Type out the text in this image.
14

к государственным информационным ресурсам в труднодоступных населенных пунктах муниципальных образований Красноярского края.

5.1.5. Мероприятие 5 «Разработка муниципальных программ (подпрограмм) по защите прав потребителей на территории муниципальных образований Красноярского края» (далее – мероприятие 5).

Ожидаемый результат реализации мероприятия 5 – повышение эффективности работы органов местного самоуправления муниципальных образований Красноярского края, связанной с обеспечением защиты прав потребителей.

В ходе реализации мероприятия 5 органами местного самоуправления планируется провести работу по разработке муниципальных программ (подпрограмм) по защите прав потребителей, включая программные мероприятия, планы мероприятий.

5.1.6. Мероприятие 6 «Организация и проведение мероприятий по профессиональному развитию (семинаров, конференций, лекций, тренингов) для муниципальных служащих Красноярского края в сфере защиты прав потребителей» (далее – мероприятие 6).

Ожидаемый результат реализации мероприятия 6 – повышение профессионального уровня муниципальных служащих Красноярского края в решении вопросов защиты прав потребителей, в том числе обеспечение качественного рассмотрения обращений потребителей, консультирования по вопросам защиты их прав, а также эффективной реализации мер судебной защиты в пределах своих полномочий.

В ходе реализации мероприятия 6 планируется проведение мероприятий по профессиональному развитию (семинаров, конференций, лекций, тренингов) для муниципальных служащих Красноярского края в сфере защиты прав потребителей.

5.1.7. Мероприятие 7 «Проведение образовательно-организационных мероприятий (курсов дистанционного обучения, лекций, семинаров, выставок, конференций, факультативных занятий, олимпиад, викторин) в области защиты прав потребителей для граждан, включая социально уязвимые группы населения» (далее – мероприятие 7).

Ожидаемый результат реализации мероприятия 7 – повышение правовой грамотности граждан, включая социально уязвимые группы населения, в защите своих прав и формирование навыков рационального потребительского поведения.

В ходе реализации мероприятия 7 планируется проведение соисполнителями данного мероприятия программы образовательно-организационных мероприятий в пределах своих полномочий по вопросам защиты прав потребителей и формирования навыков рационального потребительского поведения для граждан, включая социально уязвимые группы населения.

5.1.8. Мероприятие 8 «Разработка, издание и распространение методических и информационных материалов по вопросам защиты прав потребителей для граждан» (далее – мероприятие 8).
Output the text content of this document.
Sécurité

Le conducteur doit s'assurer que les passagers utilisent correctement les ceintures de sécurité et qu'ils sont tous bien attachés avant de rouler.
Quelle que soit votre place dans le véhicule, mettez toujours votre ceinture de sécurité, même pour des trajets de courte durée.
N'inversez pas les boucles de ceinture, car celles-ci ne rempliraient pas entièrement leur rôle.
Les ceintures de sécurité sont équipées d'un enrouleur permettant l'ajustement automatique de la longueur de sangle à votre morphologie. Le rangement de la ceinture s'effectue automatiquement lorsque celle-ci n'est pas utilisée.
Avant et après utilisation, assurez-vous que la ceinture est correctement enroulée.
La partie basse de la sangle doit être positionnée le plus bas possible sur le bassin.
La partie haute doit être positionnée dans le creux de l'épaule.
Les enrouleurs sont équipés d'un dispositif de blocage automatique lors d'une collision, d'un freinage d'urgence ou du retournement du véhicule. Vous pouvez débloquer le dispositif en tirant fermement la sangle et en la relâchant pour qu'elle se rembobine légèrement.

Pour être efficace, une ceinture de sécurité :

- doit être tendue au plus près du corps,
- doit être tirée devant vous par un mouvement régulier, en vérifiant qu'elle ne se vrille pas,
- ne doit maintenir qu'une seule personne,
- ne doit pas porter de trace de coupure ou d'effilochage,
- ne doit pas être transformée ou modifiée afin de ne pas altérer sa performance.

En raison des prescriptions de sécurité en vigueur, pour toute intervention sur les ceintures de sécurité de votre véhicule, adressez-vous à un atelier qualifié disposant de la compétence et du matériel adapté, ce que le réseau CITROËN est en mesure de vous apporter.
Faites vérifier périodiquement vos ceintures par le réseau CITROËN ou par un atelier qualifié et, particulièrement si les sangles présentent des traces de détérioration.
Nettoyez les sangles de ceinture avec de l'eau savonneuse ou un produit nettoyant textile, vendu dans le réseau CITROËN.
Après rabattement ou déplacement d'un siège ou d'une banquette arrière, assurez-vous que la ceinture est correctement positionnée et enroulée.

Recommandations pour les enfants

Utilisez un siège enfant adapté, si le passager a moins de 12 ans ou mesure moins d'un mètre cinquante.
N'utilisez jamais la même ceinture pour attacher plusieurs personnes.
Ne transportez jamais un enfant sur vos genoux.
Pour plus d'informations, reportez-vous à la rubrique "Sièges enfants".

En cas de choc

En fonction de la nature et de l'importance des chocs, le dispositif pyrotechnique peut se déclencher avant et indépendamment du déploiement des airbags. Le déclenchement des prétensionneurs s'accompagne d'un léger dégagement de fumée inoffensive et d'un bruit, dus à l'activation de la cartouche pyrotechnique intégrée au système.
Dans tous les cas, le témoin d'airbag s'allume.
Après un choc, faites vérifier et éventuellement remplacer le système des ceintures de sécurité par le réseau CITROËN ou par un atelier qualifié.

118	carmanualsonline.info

==============================

» **Exercise prompt**: Look through the entries above. Extract each line with the word "doit".

» **Answer to the exercise**:
Le conducteur doit s'assurer que les passagers utilisent correctement les ceintures de sécurité et qu'ils sont tous bien attachés avant de rouler.
La partie basse de la sangle doit être positionnée le plus bas possible sur le bassin.
La partie haute doit être positionnée dans le creux de l'épaule.
- doit être tendue au plus près du corps,
- doit être tirée devant vous par un mouvement régulier, en vérifiant qu'elle ne se vrille pas,
- ne doit maintenir qu'une seule personne,
- ne doit pas porter de trace de coupure ou d'effilochage,
- ne doit pas être transformée ou modifiée afin de ne pas altérer sa performance.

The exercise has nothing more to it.